-- START LISTED ENTRIES --
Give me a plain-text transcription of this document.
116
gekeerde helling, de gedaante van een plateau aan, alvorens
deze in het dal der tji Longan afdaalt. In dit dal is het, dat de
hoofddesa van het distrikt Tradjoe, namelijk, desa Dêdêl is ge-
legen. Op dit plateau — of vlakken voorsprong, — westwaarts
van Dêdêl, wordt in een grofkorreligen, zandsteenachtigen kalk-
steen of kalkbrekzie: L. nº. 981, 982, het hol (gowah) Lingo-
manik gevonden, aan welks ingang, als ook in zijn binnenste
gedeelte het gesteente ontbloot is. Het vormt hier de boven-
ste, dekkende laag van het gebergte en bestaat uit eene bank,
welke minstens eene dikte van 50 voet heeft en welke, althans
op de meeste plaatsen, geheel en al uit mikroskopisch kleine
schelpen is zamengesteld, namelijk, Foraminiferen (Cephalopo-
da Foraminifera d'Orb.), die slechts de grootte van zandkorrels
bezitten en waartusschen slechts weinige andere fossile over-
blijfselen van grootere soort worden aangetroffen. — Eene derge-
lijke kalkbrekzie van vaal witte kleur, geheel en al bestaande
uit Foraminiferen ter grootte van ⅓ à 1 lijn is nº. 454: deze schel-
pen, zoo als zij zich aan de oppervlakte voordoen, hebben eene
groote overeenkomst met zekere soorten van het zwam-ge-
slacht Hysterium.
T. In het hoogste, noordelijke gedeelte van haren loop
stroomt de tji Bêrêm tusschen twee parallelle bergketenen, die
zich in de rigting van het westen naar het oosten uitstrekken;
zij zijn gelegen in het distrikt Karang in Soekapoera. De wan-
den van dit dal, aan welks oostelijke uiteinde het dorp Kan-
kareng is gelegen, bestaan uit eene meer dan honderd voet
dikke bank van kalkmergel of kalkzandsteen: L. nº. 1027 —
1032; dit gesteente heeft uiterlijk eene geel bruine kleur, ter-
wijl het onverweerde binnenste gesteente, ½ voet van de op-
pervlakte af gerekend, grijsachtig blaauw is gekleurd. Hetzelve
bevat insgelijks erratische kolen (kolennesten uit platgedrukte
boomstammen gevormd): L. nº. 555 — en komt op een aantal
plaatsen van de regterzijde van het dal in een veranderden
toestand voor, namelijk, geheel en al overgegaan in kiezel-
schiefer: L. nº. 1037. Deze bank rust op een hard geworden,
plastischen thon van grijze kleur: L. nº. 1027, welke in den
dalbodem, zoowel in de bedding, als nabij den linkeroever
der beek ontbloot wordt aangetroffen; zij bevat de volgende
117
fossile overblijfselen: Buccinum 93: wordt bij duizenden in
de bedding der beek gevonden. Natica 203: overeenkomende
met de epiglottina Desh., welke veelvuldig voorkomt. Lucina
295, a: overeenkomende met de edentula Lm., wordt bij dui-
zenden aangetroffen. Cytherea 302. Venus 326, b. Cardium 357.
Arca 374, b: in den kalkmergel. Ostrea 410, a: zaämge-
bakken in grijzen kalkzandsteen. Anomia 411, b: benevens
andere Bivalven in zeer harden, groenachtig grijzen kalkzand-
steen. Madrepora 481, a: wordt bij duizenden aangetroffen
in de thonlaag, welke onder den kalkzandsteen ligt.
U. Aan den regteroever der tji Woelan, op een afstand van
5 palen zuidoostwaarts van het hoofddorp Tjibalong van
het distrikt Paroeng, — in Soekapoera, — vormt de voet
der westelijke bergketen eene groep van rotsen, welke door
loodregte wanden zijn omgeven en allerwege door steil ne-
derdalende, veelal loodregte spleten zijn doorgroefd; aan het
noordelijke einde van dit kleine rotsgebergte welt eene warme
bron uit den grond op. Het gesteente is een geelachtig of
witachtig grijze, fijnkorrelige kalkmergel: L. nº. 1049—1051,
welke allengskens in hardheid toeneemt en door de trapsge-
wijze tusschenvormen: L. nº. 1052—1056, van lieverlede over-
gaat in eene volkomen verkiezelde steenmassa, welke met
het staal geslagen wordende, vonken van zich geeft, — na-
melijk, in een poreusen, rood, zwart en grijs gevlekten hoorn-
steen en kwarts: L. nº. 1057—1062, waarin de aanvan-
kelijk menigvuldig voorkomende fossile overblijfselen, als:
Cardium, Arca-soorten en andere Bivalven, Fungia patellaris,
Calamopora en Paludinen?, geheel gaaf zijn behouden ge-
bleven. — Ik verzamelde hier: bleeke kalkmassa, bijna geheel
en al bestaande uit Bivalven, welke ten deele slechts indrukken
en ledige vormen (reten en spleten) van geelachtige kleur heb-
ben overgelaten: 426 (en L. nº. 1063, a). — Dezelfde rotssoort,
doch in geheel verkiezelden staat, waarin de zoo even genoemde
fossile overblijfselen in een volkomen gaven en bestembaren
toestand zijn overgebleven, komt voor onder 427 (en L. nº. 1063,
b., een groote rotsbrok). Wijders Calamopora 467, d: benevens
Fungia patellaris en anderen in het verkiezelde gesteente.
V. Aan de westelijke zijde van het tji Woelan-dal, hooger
-- END LISTED ENTRIES --
- _THE REQUEST_: State only how many lines in the material include "waarin".

- _TASK OUTPUT_: 2